List

15 - Data quality: quality assessment

Student is abel to explain and apply quality assessment procedures (level 1, 2 and 3).

Concepts

Accuracy

The accuracy of a single measurement can be defined as:

the closeness of observations, computations or estimates to the true values or the values perceived to be true (United States Geological Survey, 1990)

An accurate measurement has a mean close to the true value. Measurement errors are generally described in terms of accuracy. In the case of spatial data, accuracy may relate not only to the determination of coordinates (positional error) but also to the measurement of quantitative attribute data. This can include positional accuracy, temporal accuracy, or attribute accuracy.

In the case of surveying and mapping, the “truth” is usually taken to be a value obtained from a survey of higher accuracy, for example by comparing photogrammetric measurements with the coordinates and heights of a number of independent check points determined by field survey. Although it is useful for assessing the quality of definite objects, such as cadastral boundaries, this definition clearly has practical difficulties in the case of natural resource mapping where the “truth” itself is uncertain, or boundaries of phenomena become fuzzy.

Prior to the availability of GPS, resource surveyors working in remote areas sometimes had to be content with ensuring an acceptable degree of relative accuracy among the relative and absolute accuracy measured positions of points within the surveyed area. If location and elevation are fixed with reference to a network of control points that are assumed to be free of error, then the absolute accuracy of the survey can be determined.
Perkal band

As a line is composed of an infinite number of points, confidence limits can be described by what is known as an epsilon (ε) or Perkal band at a fixed distance on either side of the line (Figure 1).

Figure 1: The ε or Perkal band is formed by rolling an imaginary circle of a given radius along a line.

> **MATERIAL SHOWN**
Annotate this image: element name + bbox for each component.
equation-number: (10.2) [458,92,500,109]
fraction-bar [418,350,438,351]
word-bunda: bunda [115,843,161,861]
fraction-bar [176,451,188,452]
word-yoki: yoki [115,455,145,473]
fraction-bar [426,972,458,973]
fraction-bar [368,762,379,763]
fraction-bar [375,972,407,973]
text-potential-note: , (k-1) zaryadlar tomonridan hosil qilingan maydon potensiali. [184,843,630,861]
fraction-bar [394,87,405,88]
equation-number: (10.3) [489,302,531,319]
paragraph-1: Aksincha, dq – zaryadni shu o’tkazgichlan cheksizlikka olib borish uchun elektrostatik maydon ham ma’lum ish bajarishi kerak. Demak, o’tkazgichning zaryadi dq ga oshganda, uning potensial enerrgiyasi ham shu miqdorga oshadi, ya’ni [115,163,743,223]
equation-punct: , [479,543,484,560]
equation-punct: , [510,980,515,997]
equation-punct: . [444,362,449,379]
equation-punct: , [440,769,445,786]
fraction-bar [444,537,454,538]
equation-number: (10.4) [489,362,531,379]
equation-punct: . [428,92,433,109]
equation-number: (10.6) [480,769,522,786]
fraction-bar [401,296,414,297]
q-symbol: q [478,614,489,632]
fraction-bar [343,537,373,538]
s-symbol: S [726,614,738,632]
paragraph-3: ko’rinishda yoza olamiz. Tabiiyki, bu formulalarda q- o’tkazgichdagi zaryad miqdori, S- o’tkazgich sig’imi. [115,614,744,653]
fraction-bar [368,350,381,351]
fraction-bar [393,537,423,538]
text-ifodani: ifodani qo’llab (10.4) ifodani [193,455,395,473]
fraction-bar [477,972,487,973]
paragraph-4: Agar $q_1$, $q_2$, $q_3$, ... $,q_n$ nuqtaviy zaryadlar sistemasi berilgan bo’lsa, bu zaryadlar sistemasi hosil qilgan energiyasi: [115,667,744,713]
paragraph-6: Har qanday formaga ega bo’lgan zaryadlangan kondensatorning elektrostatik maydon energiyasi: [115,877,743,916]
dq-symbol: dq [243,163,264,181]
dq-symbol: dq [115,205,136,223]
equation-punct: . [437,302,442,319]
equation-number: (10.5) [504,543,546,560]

> **STATED TASK 1**
According to the data quality text, how is the ε or Perkal band formed?
> **STATED TASK 2**
Extend the data quality text on spatial accuracy, picking up right after its final sentence.

> **RIGHT ANSWER 1**
It is formed by rolling an imaginary circle of a given radius along a line.

> **RIGHT ANSWER 2**
The width of the band is based on an estimate of the probable location error of the line, for example to reflect the accuracy of manual digitizing. The epsilon band may be used as a simple means for assessing the likelihood that a point receives the correct attribute value (Figure 2).

Figure 2: The ε band may be used to assess the likelihood that a point falls within a particular polygon (source: Openshaw et al. (1991). Point 3 is less likely part of the middle polygon than point 2.
RMSE

Positional accuracy is normally measured as a root mean square error (RMSE). The RMSE is similar to, but not to be confused with, the standard deviation of a statistical sample.
Attribute accuracy
We can identify two types of attribute accuracies. These relate to the type of data we are dealing with:
- For nominal or categorical data, the accuracy of labelling (for example the type of land cover, road surface, etc).
- For numerical data, numerical accuracy (such as the concentration of pollutants in a soil, height of trees in forests, etc).
It follows that depending on the data type, assessment of attribute accuracy may range from a simple check on the labelling of features - for example, is a road classified as a metalled road actually surfaced or not? - to complex statistical procedures for assessing the accuracy of numerical data, such as the percentage of pollutants present in a soil.
Data Quality

With the advent of satellite remote sensing, GPS and GIS technology, and the increasing availability of digital spatial data, resource managers and others who formerly relied on the surveying and mapping profession to supply high quality map products are now in a position to produce maps themselves. At the same time, GISs are being increasingly used for decision-support applications, with increasing reliance on secondary data sourced through data providers or via the internet, from geo-webservices. The consequences of using low-quality data when making important decisions are potentially grave. There is also a danger that uninformed GIS users will introduce errors by incorrectly applying geometric and other transformations to the spatial data held in their database.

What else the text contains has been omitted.